Materials provided:
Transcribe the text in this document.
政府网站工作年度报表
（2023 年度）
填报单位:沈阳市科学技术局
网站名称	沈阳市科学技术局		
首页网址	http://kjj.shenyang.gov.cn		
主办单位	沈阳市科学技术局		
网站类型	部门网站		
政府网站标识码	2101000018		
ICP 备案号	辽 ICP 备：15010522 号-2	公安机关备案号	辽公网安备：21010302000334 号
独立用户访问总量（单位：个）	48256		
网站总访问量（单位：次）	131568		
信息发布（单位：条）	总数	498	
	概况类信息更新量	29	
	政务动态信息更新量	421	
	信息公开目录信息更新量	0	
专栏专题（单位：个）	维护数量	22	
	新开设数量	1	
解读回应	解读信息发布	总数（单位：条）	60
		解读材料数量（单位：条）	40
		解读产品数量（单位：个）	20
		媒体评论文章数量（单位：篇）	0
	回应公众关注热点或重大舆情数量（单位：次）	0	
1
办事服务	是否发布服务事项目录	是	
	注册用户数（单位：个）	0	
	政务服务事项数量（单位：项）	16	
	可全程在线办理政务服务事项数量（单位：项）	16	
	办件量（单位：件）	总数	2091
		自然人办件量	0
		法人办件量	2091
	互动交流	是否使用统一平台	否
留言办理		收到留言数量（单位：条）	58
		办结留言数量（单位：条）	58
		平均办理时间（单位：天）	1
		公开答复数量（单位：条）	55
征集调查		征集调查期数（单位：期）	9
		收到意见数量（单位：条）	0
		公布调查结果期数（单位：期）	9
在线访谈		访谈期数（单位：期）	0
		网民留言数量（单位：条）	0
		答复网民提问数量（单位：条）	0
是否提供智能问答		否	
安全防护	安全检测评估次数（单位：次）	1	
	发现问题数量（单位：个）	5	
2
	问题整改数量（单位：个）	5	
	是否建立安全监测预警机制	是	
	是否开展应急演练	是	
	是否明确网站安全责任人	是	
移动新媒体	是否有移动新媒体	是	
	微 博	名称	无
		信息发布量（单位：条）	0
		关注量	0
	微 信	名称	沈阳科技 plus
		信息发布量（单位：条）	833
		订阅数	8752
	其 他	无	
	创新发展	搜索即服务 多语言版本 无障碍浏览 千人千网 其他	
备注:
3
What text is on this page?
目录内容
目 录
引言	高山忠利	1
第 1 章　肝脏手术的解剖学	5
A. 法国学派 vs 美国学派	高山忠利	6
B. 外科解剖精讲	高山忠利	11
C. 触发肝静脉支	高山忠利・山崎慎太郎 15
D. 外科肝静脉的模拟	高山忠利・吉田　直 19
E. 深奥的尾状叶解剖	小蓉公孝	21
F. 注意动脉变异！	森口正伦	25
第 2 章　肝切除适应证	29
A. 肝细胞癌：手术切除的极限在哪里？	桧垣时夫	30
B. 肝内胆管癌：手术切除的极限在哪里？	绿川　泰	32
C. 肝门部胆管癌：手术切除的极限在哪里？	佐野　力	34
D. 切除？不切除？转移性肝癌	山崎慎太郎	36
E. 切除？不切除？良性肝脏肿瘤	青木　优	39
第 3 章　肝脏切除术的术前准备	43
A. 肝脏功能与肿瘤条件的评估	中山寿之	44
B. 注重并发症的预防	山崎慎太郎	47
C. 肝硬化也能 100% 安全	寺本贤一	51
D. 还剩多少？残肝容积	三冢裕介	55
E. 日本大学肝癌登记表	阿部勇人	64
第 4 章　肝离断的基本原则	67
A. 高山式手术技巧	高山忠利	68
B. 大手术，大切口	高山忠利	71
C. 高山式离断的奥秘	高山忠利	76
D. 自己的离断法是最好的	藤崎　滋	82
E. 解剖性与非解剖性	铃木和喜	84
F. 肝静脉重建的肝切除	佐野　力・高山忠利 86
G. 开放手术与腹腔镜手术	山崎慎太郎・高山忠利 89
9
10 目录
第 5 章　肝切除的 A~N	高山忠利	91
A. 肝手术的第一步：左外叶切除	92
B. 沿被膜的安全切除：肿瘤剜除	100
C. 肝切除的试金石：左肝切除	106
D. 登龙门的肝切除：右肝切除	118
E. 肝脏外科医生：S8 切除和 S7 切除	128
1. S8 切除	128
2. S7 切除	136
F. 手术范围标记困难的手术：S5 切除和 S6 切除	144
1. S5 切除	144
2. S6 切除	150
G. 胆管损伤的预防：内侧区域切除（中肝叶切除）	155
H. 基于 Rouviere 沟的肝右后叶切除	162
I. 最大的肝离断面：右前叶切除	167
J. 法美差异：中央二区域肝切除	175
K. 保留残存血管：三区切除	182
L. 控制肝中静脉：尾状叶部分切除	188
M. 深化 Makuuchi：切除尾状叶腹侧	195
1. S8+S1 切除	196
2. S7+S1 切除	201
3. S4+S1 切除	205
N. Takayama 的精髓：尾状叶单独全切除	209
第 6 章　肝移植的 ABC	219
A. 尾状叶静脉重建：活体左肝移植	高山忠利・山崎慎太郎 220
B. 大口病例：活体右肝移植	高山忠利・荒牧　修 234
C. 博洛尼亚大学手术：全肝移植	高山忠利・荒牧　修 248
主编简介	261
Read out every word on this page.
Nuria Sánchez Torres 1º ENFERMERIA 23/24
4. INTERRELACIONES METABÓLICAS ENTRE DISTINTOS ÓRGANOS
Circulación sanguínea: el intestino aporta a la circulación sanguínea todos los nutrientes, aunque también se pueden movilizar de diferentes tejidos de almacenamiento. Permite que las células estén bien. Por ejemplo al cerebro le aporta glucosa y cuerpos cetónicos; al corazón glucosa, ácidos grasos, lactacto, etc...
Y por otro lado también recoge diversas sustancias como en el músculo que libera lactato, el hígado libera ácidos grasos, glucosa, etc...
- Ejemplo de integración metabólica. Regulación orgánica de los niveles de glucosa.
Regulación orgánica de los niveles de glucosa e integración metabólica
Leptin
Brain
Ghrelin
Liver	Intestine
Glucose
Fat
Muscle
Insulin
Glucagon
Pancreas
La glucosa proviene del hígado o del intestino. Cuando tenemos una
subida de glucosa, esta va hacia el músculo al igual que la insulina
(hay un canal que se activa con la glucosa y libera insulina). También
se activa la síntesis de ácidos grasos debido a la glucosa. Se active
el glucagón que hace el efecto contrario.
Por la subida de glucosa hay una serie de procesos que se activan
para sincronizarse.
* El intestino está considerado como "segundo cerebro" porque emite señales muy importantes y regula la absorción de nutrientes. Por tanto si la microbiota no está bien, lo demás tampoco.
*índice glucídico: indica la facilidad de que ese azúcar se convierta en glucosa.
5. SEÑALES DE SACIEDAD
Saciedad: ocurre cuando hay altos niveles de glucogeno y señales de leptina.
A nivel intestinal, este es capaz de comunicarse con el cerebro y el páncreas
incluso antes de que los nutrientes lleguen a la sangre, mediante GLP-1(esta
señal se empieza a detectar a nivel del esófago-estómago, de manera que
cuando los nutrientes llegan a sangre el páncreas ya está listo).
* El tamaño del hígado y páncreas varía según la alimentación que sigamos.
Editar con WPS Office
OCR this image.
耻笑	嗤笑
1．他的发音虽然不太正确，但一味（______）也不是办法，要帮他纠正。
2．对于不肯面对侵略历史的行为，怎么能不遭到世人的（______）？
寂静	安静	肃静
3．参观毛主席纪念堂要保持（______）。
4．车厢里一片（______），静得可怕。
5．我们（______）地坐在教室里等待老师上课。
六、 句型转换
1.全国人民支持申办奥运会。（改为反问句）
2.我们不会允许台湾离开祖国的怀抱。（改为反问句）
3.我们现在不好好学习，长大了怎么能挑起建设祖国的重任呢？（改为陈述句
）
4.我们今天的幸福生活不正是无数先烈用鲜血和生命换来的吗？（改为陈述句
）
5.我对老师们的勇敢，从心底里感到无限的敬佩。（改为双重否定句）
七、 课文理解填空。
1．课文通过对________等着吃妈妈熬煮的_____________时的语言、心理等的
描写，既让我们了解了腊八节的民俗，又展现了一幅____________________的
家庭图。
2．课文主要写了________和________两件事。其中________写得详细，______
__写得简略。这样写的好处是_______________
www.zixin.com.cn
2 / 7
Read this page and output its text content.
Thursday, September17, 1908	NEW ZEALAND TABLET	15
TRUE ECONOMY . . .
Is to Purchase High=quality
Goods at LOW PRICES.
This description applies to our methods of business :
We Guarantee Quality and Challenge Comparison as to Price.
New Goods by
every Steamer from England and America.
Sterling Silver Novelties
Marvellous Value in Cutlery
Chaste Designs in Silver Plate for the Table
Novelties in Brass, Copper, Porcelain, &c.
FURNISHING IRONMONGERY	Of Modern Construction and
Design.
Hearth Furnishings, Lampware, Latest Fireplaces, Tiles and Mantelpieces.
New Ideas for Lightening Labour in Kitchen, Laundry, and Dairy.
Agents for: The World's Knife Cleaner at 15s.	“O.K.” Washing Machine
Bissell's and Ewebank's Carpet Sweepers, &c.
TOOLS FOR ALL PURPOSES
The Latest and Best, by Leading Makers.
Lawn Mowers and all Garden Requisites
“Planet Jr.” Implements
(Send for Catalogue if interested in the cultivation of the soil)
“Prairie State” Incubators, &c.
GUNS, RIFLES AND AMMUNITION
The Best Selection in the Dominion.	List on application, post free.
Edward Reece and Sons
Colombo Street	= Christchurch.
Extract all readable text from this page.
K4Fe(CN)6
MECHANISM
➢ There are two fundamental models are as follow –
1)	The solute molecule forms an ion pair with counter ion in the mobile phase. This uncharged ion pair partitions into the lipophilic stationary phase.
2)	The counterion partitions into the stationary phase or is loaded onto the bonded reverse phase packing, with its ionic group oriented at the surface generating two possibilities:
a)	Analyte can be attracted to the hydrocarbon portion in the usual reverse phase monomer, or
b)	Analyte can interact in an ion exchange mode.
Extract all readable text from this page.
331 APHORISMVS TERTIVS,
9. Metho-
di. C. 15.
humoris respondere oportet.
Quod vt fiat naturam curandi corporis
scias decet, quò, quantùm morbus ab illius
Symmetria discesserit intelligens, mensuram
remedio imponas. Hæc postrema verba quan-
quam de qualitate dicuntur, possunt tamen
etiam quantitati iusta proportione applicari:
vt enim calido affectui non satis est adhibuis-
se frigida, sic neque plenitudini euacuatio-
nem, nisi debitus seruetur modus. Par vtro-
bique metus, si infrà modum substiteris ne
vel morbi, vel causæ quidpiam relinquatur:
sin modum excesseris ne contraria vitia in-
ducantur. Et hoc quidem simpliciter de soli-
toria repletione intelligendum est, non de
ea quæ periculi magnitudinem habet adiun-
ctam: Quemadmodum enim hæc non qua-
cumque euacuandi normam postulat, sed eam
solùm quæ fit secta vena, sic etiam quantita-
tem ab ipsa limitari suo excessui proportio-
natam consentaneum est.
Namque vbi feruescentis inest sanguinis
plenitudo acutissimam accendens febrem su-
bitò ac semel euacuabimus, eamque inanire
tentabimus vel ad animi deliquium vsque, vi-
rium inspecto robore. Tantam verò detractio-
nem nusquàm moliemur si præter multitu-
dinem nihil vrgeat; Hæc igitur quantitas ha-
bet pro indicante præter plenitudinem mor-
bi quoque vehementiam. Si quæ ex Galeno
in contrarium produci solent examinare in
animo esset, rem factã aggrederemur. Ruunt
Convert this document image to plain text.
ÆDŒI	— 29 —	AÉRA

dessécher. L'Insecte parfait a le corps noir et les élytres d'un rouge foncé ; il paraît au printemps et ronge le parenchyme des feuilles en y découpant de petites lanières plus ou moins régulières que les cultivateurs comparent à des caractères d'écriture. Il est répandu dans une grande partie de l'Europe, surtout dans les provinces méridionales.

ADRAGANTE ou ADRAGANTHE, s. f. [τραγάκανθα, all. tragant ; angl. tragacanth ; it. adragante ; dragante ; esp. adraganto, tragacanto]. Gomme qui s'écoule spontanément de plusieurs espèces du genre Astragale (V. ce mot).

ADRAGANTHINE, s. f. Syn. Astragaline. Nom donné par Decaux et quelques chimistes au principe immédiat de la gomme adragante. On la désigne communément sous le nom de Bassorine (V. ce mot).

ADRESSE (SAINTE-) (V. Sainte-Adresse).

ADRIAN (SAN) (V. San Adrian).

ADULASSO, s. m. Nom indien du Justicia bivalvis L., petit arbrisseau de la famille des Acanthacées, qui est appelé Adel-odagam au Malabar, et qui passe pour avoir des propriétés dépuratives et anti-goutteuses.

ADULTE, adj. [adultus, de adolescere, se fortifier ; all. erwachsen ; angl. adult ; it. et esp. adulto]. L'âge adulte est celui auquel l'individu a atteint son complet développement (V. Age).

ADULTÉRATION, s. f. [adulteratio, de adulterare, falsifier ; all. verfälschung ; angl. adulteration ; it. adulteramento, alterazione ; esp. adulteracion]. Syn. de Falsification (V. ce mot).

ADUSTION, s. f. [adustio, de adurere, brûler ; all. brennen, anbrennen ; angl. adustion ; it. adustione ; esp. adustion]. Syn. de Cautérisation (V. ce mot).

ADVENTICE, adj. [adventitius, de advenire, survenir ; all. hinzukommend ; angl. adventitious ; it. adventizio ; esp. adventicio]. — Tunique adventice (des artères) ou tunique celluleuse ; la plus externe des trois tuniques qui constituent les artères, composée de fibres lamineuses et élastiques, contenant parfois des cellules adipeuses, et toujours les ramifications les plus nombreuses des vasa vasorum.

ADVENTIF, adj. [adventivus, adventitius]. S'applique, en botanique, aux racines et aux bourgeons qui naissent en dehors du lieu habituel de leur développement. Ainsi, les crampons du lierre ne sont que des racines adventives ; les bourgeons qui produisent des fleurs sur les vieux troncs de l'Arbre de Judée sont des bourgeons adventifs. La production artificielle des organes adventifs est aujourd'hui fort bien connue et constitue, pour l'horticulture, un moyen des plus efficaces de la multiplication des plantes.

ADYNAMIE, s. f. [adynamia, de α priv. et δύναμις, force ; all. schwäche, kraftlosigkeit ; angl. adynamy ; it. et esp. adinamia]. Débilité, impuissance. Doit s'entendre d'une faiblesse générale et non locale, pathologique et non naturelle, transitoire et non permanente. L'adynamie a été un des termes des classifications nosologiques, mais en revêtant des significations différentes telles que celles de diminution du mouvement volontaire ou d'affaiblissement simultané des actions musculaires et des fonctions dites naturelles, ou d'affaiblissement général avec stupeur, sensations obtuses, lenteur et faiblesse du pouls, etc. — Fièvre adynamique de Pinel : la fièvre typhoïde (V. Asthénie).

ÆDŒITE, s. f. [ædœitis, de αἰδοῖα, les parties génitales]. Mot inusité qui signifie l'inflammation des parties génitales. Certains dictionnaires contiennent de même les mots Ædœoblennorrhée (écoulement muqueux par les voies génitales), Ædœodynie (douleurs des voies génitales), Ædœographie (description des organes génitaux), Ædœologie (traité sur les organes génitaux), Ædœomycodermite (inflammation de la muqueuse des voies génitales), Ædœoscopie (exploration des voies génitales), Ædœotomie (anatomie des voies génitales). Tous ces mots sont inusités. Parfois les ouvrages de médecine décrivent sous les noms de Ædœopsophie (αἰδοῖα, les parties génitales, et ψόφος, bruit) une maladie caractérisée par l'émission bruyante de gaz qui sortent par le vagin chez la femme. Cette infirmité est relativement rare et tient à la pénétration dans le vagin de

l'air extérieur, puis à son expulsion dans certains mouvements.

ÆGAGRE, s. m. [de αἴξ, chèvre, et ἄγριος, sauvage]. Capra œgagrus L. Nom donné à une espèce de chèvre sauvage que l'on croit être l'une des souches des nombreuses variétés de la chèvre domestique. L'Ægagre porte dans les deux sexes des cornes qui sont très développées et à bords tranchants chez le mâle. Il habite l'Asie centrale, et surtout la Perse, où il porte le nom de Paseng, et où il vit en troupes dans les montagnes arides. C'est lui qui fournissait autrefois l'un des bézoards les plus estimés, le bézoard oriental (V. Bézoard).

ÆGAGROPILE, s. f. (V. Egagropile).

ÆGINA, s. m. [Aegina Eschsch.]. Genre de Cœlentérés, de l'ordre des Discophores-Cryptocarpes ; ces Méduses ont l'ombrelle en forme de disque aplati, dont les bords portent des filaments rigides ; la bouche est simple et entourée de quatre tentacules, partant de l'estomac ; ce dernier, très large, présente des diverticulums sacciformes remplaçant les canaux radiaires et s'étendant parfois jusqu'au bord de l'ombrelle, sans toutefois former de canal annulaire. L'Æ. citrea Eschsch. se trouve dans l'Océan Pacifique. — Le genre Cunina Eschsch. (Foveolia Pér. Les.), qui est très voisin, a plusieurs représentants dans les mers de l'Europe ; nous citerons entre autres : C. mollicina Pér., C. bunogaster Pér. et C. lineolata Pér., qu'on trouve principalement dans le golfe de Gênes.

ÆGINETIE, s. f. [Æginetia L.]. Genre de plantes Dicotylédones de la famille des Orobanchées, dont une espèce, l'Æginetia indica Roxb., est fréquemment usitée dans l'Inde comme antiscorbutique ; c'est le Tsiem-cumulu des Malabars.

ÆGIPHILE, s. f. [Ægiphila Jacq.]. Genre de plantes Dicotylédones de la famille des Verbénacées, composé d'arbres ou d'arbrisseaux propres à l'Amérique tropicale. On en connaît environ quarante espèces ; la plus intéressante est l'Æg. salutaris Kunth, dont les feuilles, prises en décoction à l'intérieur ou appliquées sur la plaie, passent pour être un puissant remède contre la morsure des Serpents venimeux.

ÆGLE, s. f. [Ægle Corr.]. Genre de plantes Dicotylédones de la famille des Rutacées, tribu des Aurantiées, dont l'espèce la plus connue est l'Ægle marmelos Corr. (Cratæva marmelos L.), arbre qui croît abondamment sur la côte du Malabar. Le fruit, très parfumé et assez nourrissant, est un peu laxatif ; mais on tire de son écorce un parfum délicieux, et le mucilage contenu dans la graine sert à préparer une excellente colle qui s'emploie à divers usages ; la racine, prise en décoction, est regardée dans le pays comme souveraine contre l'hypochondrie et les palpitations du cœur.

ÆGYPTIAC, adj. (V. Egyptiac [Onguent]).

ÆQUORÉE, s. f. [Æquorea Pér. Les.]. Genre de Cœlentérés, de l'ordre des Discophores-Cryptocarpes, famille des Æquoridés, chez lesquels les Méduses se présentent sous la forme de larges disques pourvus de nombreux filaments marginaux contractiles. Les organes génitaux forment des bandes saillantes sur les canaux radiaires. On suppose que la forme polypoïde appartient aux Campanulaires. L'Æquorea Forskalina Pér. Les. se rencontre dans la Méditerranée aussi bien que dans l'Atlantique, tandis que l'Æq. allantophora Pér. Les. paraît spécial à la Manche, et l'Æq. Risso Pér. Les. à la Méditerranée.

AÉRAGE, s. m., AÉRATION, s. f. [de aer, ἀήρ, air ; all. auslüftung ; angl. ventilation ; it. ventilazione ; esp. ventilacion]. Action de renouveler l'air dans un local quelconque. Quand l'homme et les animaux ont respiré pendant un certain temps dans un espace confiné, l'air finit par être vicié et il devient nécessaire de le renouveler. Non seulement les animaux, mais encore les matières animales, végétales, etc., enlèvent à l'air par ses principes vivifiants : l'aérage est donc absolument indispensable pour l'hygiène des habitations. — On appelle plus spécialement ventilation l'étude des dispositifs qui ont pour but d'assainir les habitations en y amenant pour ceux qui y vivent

Task:
Indicate how many lines of the material contain the string "ordre", giving the number and nothing more.

Solved exercise:
2